- **TASK PROMPT**: Find out how many lines of the material contain the string "image" and give only that figure.

Start of DATA TO PROCESS

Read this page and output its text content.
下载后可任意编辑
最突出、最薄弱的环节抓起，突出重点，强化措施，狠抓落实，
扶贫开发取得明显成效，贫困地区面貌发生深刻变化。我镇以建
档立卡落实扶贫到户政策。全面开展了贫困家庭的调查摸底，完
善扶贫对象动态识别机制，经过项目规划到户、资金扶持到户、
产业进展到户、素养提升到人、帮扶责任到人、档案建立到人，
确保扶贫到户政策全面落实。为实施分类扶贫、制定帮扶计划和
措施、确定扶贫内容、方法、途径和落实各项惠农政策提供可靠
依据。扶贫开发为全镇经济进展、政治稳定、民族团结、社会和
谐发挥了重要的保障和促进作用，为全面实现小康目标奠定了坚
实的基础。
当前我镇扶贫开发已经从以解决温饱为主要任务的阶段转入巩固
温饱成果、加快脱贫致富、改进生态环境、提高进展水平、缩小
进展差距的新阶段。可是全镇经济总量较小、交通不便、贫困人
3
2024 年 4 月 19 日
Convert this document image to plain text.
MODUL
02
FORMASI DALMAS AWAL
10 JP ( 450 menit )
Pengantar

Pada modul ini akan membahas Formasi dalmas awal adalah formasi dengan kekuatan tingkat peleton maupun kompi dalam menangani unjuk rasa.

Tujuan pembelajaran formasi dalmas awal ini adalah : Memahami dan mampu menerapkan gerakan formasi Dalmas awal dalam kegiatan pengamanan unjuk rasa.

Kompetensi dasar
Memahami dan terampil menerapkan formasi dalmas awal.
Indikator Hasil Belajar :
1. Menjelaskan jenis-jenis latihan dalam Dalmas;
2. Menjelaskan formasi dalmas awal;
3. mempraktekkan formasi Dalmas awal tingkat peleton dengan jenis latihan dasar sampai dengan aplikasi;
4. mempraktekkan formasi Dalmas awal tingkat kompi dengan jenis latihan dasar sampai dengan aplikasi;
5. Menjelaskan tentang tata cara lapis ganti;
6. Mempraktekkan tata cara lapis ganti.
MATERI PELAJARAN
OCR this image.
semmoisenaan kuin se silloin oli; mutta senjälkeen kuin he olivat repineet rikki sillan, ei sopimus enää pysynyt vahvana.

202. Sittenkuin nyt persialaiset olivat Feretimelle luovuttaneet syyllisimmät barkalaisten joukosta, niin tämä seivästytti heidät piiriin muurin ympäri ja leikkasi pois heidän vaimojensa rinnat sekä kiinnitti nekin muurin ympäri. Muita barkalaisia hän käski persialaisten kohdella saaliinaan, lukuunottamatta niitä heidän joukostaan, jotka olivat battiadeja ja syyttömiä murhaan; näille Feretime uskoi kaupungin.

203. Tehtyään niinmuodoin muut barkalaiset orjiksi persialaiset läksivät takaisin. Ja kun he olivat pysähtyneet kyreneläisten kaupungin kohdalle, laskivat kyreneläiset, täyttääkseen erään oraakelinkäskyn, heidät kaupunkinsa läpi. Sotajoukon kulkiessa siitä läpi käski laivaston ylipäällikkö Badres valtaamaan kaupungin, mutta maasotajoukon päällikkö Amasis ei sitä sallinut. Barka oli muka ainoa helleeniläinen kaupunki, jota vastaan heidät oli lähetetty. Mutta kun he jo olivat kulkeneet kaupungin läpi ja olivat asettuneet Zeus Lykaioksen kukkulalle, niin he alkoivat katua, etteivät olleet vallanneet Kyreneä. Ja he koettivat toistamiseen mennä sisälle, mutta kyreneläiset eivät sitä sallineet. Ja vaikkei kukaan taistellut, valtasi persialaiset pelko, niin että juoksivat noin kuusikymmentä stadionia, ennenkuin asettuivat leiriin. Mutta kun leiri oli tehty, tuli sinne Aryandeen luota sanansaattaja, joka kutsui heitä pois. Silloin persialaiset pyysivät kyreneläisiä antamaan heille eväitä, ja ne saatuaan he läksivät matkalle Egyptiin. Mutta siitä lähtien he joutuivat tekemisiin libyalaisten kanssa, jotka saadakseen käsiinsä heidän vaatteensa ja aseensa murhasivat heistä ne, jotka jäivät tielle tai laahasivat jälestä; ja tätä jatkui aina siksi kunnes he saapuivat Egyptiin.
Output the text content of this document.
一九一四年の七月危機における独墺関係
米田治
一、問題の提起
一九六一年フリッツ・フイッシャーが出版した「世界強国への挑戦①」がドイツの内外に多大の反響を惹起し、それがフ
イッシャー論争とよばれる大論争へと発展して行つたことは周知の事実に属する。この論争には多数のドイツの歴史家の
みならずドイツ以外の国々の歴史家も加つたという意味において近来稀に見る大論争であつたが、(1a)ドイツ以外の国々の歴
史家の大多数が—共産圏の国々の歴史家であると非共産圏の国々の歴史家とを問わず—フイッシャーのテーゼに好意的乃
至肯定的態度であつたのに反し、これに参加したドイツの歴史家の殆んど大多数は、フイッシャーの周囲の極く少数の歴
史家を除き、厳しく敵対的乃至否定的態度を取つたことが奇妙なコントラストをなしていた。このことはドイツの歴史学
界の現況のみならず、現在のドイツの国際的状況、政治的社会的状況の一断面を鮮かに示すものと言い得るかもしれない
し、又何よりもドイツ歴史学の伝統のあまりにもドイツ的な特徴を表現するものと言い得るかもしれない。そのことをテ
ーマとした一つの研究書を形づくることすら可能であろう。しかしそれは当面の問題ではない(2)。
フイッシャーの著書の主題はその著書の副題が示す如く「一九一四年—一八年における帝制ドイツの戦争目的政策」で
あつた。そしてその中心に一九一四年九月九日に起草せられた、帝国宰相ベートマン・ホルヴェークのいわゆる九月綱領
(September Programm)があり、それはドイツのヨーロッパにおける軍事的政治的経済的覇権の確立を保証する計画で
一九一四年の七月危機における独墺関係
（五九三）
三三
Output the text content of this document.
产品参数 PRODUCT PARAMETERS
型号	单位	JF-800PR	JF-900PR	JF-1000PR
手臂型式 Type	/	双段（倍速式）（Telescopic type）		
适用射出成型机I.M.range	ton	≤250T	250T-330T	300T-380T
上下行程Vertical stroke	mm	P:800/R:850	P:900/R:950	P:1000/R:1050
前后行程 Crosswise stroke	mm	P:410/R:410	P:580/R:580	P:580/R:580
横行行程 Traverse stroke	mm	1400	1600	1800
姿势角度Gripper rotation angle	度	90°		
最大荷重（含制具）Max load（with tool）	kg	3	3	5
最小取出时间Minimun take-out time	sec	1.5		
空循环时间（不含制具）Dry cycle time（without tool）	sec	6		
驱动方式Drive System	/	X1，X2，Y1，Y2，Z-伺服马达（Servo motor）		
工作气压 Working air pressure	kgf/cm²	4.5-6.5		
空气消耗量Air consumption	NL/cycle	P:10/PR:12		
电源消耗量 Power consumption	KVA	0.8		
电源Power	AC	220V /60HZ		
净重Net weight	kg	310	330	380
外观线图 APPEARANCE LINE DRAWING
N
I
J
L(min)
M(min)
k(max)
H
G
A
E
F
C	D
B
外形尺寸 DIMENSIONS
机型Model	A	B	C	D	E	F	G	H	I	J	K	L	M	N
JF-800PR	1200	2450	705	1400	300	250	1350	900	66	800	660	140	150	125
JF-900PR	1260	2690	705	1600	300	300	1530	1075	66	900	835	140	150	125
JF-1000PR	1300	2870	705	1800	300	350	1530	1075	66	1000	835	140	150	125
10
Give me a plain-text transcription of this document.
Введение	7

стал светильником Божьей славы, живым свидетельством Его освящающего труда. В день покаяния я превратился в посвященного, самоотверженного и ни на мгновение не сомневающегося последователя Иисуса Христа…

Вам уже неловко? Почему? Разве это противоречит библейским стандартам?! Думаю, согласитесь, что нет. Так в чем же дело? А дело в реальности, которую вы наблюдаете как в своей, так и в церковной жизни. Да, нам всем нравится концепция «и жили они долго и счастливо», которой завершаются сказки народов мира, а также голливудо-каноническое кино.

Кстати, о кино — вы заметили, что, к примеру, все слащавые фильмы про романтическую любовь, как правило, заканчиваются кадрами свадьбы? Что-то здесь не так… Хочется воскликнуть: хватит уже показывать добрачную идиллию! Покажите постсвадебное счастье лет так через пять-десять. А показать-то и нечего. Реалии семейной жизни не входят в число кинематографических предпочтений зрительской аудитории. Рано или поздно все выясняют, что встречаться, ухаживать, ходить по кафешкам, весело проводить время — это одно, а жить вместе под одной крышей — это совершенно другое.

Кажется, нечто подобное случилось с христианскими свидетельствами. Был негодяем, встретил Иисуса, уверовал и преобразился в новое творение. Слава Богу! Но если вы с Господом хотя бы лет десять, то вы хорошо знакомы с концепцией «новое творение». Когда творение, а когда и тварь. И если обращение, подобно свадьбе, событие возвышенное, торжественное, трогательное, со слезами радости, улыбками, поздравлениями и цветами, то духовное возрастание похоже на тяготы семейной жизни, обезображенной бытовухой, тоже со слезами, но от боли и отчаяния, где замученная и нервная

End of DATA TO PROCESS

- **SOLUTION TO THIS PROBLEM**: 2